──────── Supplied records

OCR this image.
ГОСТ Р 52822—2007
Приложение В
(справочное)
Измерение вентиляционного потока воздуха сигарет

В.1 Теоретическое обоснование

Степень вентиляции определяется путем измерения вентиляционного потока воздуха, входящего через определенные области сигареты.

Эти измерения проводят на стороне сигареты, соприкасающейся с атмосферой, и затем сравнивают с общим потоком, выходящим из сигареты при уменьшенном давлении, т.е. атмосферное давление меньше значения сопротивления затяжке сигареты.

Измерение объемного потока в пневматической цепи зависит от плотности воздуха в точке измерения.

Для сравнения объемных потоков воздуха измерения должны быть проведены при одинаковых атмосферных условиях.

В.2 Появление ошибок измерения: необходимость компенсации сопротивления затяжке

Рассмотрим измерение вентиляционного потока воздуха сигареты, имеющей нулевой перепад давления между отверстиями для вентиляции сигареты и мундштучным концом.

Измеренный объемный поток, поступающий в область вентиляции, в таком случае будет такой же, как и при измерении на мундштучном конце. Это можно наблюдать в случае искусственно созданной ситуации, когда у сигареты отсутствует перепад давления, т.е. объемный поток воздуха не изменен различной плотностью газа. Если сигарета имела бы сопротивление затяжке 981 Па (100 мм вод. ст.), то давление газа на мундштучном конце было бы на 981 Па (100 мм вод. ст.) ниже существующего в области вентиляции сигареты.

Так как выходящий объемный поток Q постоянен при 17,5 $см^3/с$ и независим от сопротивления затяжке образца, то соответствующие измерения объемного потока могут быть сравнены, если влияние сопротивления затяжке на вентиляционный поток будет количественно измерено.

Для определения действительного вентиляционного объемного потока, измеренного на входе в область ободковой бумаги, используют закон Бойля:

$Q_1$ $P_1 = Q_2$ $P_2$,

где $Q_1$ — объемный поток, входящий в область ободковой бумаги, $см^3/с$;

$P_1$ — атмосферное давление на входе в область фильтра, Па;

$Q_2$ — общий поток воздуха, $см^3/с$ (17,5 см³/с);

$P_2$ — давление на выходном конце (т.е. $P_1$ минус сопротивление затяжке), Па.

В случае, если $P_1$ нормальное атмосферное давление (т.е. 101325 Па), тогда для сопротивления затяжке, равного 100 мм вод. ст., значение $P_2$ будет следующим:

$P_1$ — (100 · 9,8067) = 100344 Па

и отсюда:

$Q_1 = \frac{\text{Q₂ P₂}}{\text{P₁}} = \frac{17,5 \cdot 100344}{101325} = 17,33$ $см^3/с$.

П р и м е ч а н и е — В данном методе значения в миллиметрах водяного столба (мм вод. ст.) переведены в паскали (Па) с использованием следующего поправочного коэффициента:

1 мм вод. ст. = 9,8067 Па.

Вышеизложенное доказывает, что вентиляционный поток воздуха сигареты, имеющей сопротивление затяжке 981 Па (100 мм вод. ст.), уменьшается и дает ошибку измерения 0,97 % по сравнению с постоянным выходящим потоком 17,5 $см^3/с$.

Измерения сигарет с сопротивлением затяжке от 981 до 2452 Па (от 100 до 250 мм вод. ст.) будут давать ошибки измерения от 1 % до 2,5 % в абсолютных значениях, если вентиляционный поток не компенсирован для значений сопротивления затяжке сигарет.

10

────────────────

Exercise goal: Reproduce every record, matching each line exactly.

Reply to the task:
OCR this image.
ГОСТ Р 52822—2007
Приложение В
(справочное)
Измерение вентиляционного потока воздуха сигарет

В.1 Теоретическое обоснование

Степень вентиляции определяется путем измерения вентиляционного потока воздуха, входящего через определенные области сигареты.

Эти измерения проводят на стороне сигареты, соприкасающейся с атмосферой, и затем сравнивают с общим потоком, выходящим из сигареты при уменьшенном давлении, т.е. атмосферное давление меньше значения сопротивления затяжке сигареты.

Измерение объемного потока в пневматической цепи зависит от плотности воздуха в точке измерения.

Для сравнения объемных потоков воздуха измерения должны быть проведены при одинаковых атмосферных условиях.

В.2 Появление ошибок измерения: необходимость компенсации сопротивления затяжке

Рассмотрим измерение вентиляционного потока воздуха сигареты, имеющей нулевой перепад давления между отверстиями для вентиляции сигареты и мундштучным концом.

Измеренный объемный поток, поступающий в область вентиляции, в таком случае будет такой же, как и при измерении на мундштучном конце. Это можно наблюдать в случае искусственно созданной ситуации, когда у сигареты отсутствует перепад давления, т.е. объемный поток воздуха не изменен различной плотностью газа. Если сигарета имела бы сопротивление затяжке 981 Па (100 мм вод. ст.), то давление газа на мундштучном конце было бы на 981 Па (100 мм вод. ст.) ниже существующего в области вентиляции сигареты.

Так как выходящий объемный поток Q постоянен при 17,5 $см^3/с$ и независим от сопротивления затяжке образца, то соответствующие измерения объемного потока могут быть сравнены, если влияние сопротивления затяжке на вентиляционный поток будет количественно измерено.

Для определения действительного вентиляционного объемного потока, измеренного на входе в область ободковой бумаги, используют закон Бойля:

$Q_1$ $P_1 = Q_2$ $P_2$,

где $Q_1$ — объемный поток, входящий в область ободковой бумаги, $см^3/с$;

$P_1$ — атмосферное давление на входе в область фильтра, Па;

$Q_2$ — общий поток воздуха, $см^3/с$ (17,5 см³/с);

$P_2$ — давление на выходном конце (т.е. $P_1$ минус сопротивление затяжке), Па.

В случае, если $P_1$ нормальное атмосферное давление (т.е. 101325 Па), тогда для сопротивления затяжке, равного 100 мм вод. ст., значение $P_2$ будет следующим:

$P_1$ — (100 · 9,8067) = 100344 Па

и отсюда:

$Q_1 = \frac{\text{Q₂ P₂}}{\text{P₁}} = \frac{17,5 \cdot 100344}{101325} = 17,33$ $см^3/с$.

П р и м е ч а н и е — В данном методе значения в миллиметрах водяного столба (мм вод. ст.) переведены в паскали (Па) с использованием следующего поправочного коэффициента:

1 мм вод. ст. = 9,8067 Па.

Вышеизложенное доказывает, что вентиляционный поток воздуха сигареты, имеющей сопротивление затяжке 981 Па (100 мм вод. ст.), уменьшается и дает ошибку измерения 0,97 % по сравнению с постоянным выходящим потоком 17,5 $см^3/с$.

Измерения сигарет с сопротивлением затяжке от 981 до 2452 Па (от 100 до 250 мм вод. ст.) будут давать ошибки измерения от 1 % до 2,5 % в абсолютных значениях, если вентиляционный поток не компенсирован для значений сопротивления затяжке сигарет.

10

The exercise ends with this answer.